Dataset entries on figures

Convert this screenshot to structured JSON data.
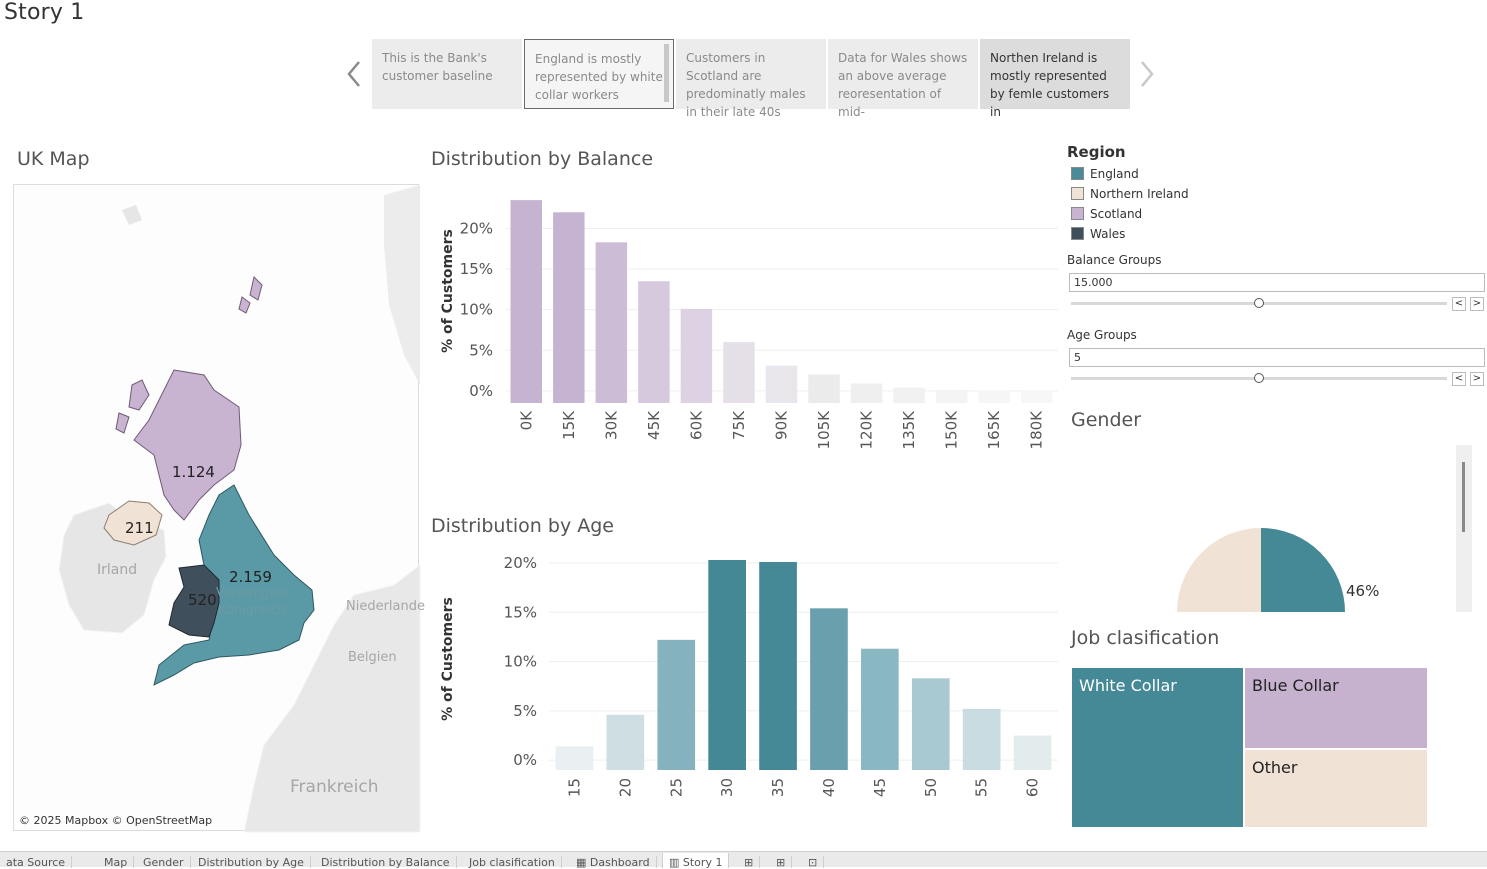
{
  "story": {
    "title": "Story 1"
  },
  "story_points": [
    {
      "text": "This is the Bank's customer baseline"
    },
    {
      "text": "England is mostly represented by white collar workers"
    },
    {
      "text": "Customers in Scotland are predominatly males in their late 40s"
    },
    {
      "text": "Data for Wales shows an above average reoresentation of mid-"
    },
    {
      "text": "Northen Ireland is mostly represented by femle customers in"
    }
  ],
  "map": {
    "title": "UK Map",
    "attribution": "© 2025 Mapbox © OpenStreetMap",
    "place_labels": [
      "Irland",
      "Vereinigtes",
      "Königreich",
      "Niederlande",
      "Belgien",
      "Frankreich"
    ],
    "regions": [
      {
        "name": "Scotland",
        "value": "1.124",
        "color": "#c8b3d1"
      },
      {
        "name": "Northern Ireland",
        "value": "211",
        "color": "#f1e2d6"
      },
      {
        "name": "England",
        "value": "2.159",
        "color": "#5a99a6"
      },
      {
        "name": "Wales",
        "value": "520",
        "color": "#3f4f5b"
      }
    ]
  },
  "legend": {
    "title": "Region",
    "items": [
      {
        "label": "England",
        "color": "#4a8a99"
      },
      {
        "label": "Northern Ireland",
        "color": "#f1e2d6"
      },
      {
        "label": "Scotland",
        "color": "#c8b3d1"
      },
      {
        "label": "Wales",
        "color": "#3f4f5b"
      }
    ]
  },
  "filters": {
    "balance": {
      "title": "Balance Groups",
      "value": "15.000",
      "prev": "<",
      "next": ">"
    },
    "age": {
      "title": "Age Groups",
      "value": "5",
      "prev": "<",
      "next": ">"
    }
  },
  "gender": {
    "title": "Gender",
    "label": "46%"
  },
  "job": {
    "title": "Job clasification",
    "cells": [
      {
        "label": "White Collar",
        "color": "#458896",
        "text_color": "#ffffff"
      },
      {
        "label": "Blue Collar",
        "color": "#c6b2cf",
        "text_color": "#222222"
      },
      {
        "label": "Other",
        "color": "#f1e2d6",
        "text_color": "#222222"
      }
    ]
  },
  "tabs": [
    "ata Source",
    "Map",
    "Gender",
    "Distribution by Age",
    "Distribution by Balance",
    "Job clasification",
    "Dashboard",
    "Story 1"
  ],
  "chart_data": [
    {
      "type": "bar",
      "title": "Distribution by Balance",
      "ylabel": "% of Customers",
      "categories": [
        "0K",
        "15K",
        "30K",
        "45K",
        "60K",
        "75K",
        "90K",
        "105K",
        "120K",
        "135K",
        "150K",
        "165K",
        "180K"
      ],
      "values": [
        23.5,
        22.0,
        18.3,
        13.5,
        10.1,
        6.0,
        3.1,
        2.0,
        0.9,
        0.4,
        0.1,
        0.05,
        0.02
      ],
      "ylim": [
        -1.5,
        24.5
      ],
      "yticks": [
        "0%",
        "5%",
        "10%",
        "15%",
        "20%"
      ],
      "ytick_values": [
        0,
        5,
        10,
        15,
        20
      ],
      "colors": [
        "#c6b3d1",
        "#c6b3d1",
        "#cdbcd6",
        "#d6c8dd",
        "#ddd2e3",
        "#e5e0e8",
        "#e8e6ea",
        "#ebebeb",
        "#efefef",
        "#f1f1f1",
        "#f4f4f4",
        "#f6f6f6",
        "#f7f7f7"
      ]
    },
    {
      "type": "bar",
      "title": "Distribution by Age",
      "ylabel": "% of Customers",
      "categories": [
        "15",
        "20",
        "25",
        "30",
        "35",
        "40",
        "45",
        "50",
        "55",
        "60"
      ],
      "values": [
        1.4,
        4.6,
        12.2,
        20.3,
        20.1,
        15.4,
        11.3,
        8.3,
        5.2,
        2.5
      ],
      "ylim": [
        -1.0,
        20.3
      ],
      "yticks": [
        "0%",
        "5%",
        "10%",
        "15%",
        "20%"
      ],
      "ytick_values": [
        0,
        5,
        10,
        15,
        20
      ],
      "colors": [
        "#eaeff1",
        "#cfdee3",
        "#84b3be",
        "#448896",
        "#458896",
        "#6aa0ad",
        "#8ab8c2",
        "#a8c9d1",
        "#c9dce1",
        "#e3eced"
      ]
    },
    {
      "type": "pie",
      "title": "Gender",
      "slices": [
        {
          "value": 46,
          "color": "#458896"
        },
        {
          "value": 54,
          "color": "#f1e2d6"
        }
      ]
    }
  ]
}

DO THIS:
Lines that include the word "mostly" are to be extracted from the data above.

SOLUTION BELOW:
      "text": "England is mostly represented by white collar workers"
      "text": "Northen Ireland is mostly represented by femle customers in"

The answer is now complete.